## [To do]
Write out all the entries word for word and omit any pictures.

Dataset records

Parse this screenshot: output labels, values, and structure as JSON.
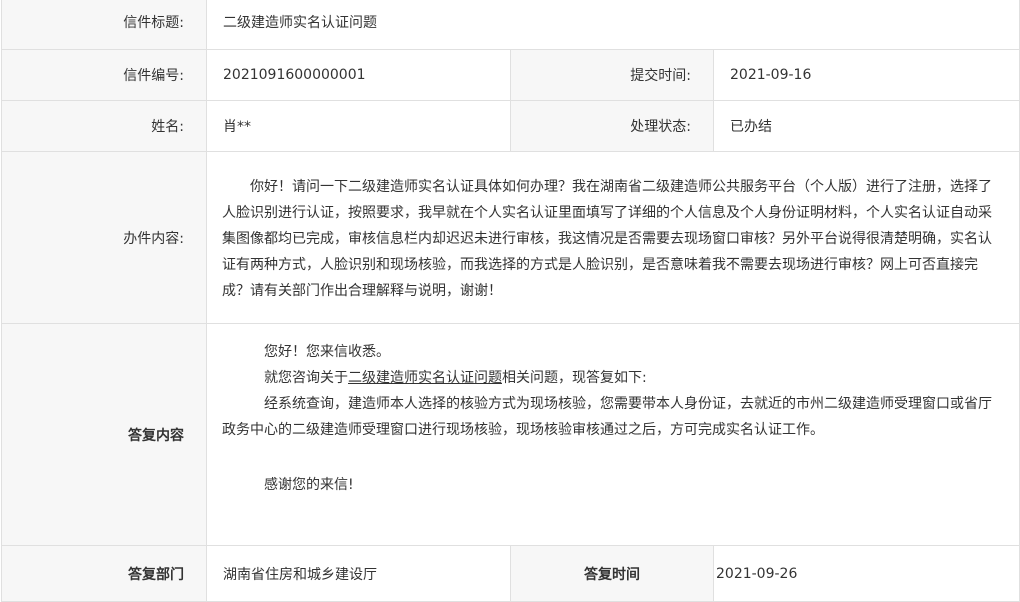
{
  "letter": {
    "title_label": "信件标题:",
    "title_value": "二级建造师实名认证问题",
    "number_label": "信件编号:",
    "number_value": "2021091600000001",
    "submit_time_label": "提交时间:",
    "submit_time_value": "2021-09-16",
    "name_label": "姓名:",
    "name_value": "肖**",
    "status_label": "处理状态:",
    "status_value": "已办结",
    "content_label": "办件内容:",
    "content_text": "你好！请问一下二级建造师实名认证具体如何办理？我在湖南省二级建造师公共服务平台（个人版）进行了注册，选择了人脸识别进行认证，按照要求，我早就在个人实名认证里面填写了详细的个人信息及个人身份证明材料，个人实名认证自动采集图像都均已完成，审核信息栏内却迟迟未进行审核，我这情况是否需要去现场窗口审核？另外平台说得很清楚明确，实名认证有两种方式，人脸识别和现场核验，而我选择的方式是人脸识别，是否意味着我不需要去现场进行审核？网上可否直接完成？请有关部门作出合理解释与说明，谢谢！"
  },
  "reply": {
    "label": "答复内容",
    "greeting": "您好！您来信收悉。",
    "intro_prefix": "就您咨询关于",
    "intro_link": "二级建造师实名认证问题",
    "intro_suffix": "相关问题，现答复如下:",
    "body_line1": "经系统查询，建造师本人选择的核验方式为现场核验，您需要带本人身份证，去就近的市州二级建造师受理窗口或省厅",
    "body_line2": "政务中心的二级建造师受理窗口进行现场核验，现场核验审核通过之后，方可完成实名认证工作。",
    "thanks": "感谢您的来信!",
    "dept_label": "答复部门",
    "dept_value": "湖南省住房和城乡建设厅",
    "time_label": "答复时间",
    "time_value": "2021-09-26"
  }
}
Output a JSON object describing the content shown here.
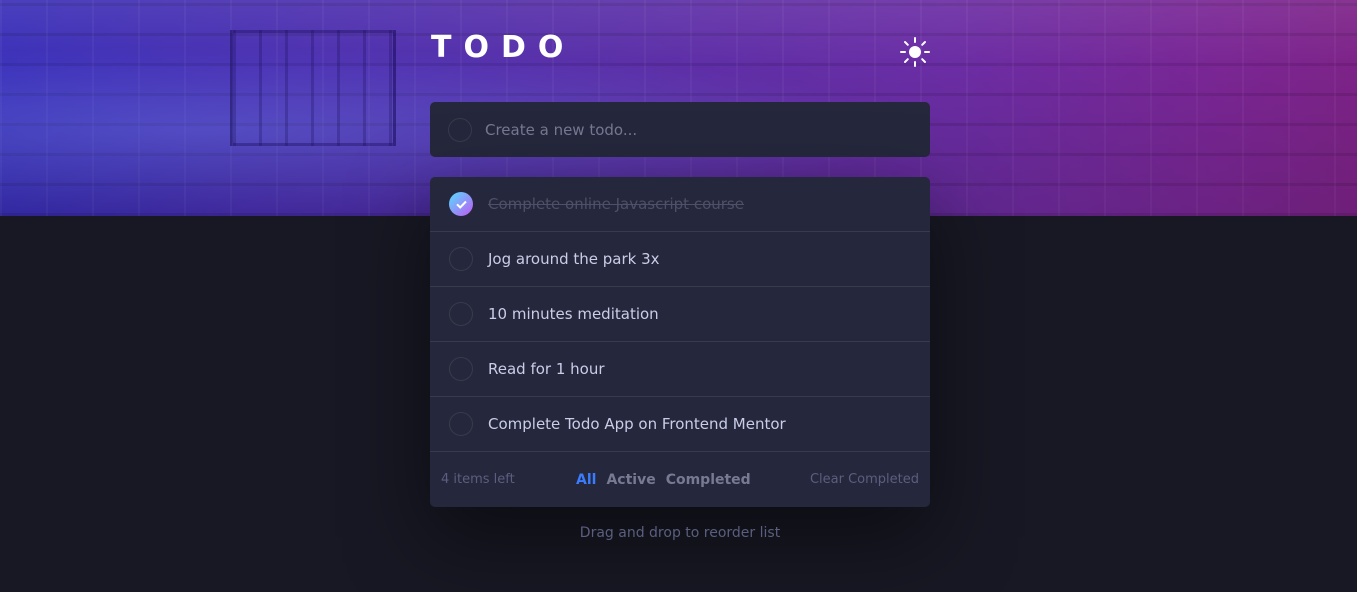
{
  "app": {
    "title": "TODO"
  },
  "theme_toggle": {
    "icon": "sun-icon"
  },
  "new_todo": {
    "placeholder": "Create a new todo..."
  },
  "todos": [
    {
      "text": "Complete online Javascript course",
      "completed": true
    },
    {
      "text": "Jog around the park 3x",
      "completed": false
    },
    {
      "text": "10 minutes meditation",
      "completed": false
    },
    {
      "text": "Read for 1 hour",
      "completed": false
    },
    {
      "text": "Complete Todo App on Frontend Mentor",
      "completed": false
    }
  ],
  "footer": {
    "items_left": "4 items left",
    "filters": [
      "All",
      "Active",
      "Completed"
    ],
    "active_filter": "All",
    "clear": "Clear Completed"
  },
  "hint": "Drag and drop to reorder list",
  "colors": {
    "background": "#181824",
    "card": "#25273c",
    "accent": "#3a7cfd",
    "check_gradient_start": "#55ddff",
    "check_gradient_end": "#c058f3"
  }
}
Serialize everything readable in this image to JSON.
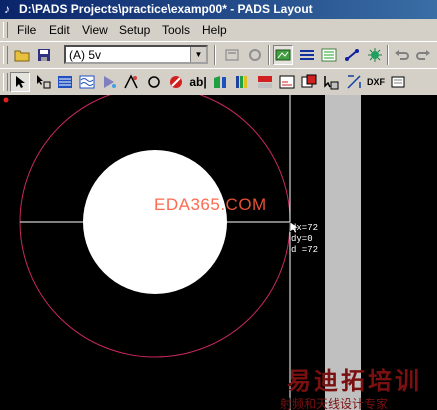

## [Solved exercise]
Parse this screenshot: output labels, values, and structure as JSON.
{
  "letter": {
    "title_label": "信件标题:",
    "title_value": "二级建造师实名认证问题",
    "number_label": "信件编号:",
    "number_value": "2021091600000001",
    "submit_time_label": "提交时间:",
    "submit_time_value": "2021-09-16",
    "name_label": "姓名:",
    "name_value": "肖**",
    "status_label": "处理状态:",
    "status_value": "已办结",
    "content_label": "办件内容:",
    "content_text": "你好！请问一下二级建造师实名认证具体如何办理？我在湖南省二级建造师公共服务平台（个人版）进行了注册，选择了人脸识别进行认证，按照要求，我早就在个人实名认证里面填写了详细的个人信息及个人身份证明材料，个人实名认证自动采集图像都均已完成，审核信息栏内却迟迟未进行审核，我这情况是否需要去现场窗口审核？另外平台说得很清楚明确，实名认证有两种方式，人脸识别和现场核验，而我选择的方式是人脸识别，是否意味着我不需要去现场进行审核？网上可否直接完成？请有关部门作出合理解释与说明，谢谢！"
  },
  "reply": {
    "label": "答复内容",
    "greeting": "您好！您来信收悉。",
    "intro_prefix": "就您咨询关于",
    "intro_link": "二级建造师实名认证问题",
    "intro_suffix": "相关问题，现答复如下:",
    "body_line1": "经系统查询，建造师本人选择的核验方式为现场核验，您需要带本人身份证，去就近的市州二级建造师受理窗口或省厅",
    "body_line2": "政务中心的二级建造师受理窗口进行现场核验，现场核验审核通过之后，方可完成实名认证工作。",
    "thanks": "感谢您的来信!",
    "dept_label": "答复部门",
    "dept_value": "湖南省住房和城乡建设厅",
    "time_label": "答复时间",
    "time_value": "2021-09-26"
  }
}
Output a JSON object describing the content shown here.
{
  "app": {
    "title": "TODO"
  },
  "theme_toggle": {
    "icon": "sun-icon"
  },
  "new_todo": {
    "placeholder": "Create a new todo..."
  },
  "todos": [
    {
      "text": "Complete online Javascript course",
      "completed": true
    },
    {
      "text": "Jog around the park 3x",
      "completed": false
    },
    {
      "text": "10 minutes meditation",
      "completed": false
    },
    {
      "text": "Read for 1 hour",
      "completed": false
    },
    {
      "text": "Complete Todo App on Frontend Mentor",
      "completed": false
    }
  ],
  "footer": {
    "items_left": "4 items left",
    "filters": [
      "All",
      "Active",
      "Completed"
    ],
    "active_filter": "All",
    "clear": "Clear Completed"
  },
  "hint": "Drag and drop to reorder list",
  "colors": {
    "background": "#181824",
    "card": "#25273c",
    "accent": "#3a7cfd",
    "check_gradient_start": "#55ddff",
    "check_gradient_end": "#c058f3"
  }
}
Serialize everything readable in this image to JSON.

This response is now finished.